Stored data entries:
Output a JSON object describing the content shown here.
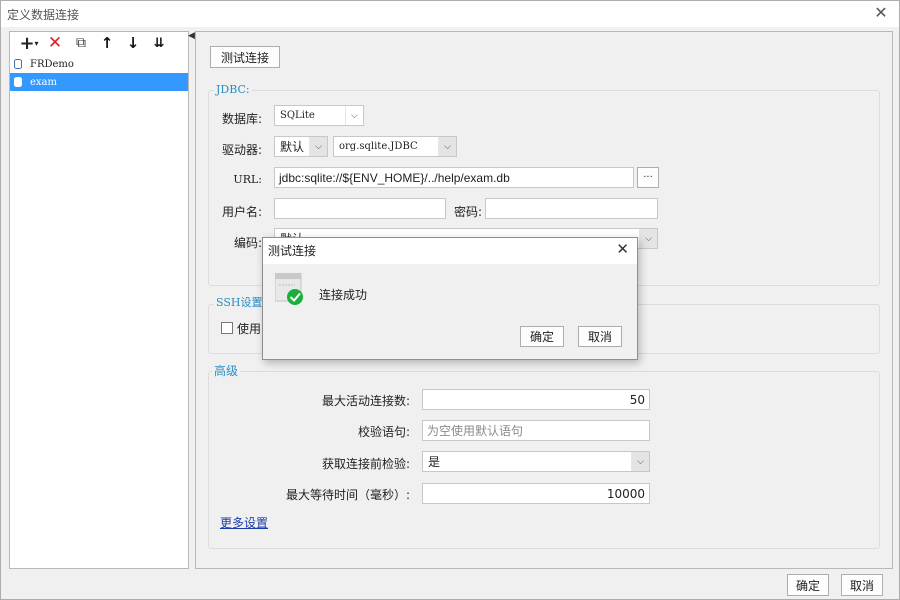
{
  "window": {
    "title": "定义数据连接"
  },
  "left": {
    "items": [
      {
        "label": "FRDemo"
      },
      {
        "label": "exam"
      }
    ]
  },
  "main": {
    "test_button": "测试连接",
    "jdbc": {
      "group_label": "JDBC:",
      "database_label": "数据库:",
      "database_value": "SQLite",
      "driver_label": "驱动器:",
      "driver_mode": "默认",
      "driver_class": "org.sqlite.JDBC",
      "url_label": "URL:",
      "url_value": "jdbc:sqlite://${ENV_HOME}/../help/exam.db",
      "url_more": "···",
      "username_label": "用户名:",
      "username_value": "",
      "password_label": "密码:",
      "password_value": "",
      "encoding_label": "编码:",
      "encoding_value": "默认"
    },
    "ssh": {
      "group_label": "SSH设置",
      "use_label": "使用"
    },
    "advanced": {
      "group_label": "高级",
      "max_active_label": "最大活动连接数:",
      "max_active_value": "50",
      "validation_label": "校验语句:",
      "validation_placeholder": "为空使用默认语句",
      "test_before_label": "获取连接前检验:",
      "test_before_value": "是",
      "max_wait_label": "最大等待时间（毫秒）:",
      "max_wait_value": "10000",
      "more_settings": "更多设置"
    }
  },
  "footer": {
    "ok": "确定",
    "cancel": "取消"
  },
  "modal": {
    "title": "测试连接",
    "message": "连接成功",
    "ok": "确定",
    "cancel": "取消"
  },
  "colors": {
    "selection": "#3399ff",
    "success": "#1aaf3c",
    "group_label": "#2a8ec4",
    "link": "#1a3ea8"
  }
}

§ YOUR GOAL
Find all lines where the word "exam" appears. Copy them.

§ ANSWER FOR THE TASK
        "label": "exam"
      "url_value": "jdbc:sqlite://${ENV_HOME}/../help/exam.db",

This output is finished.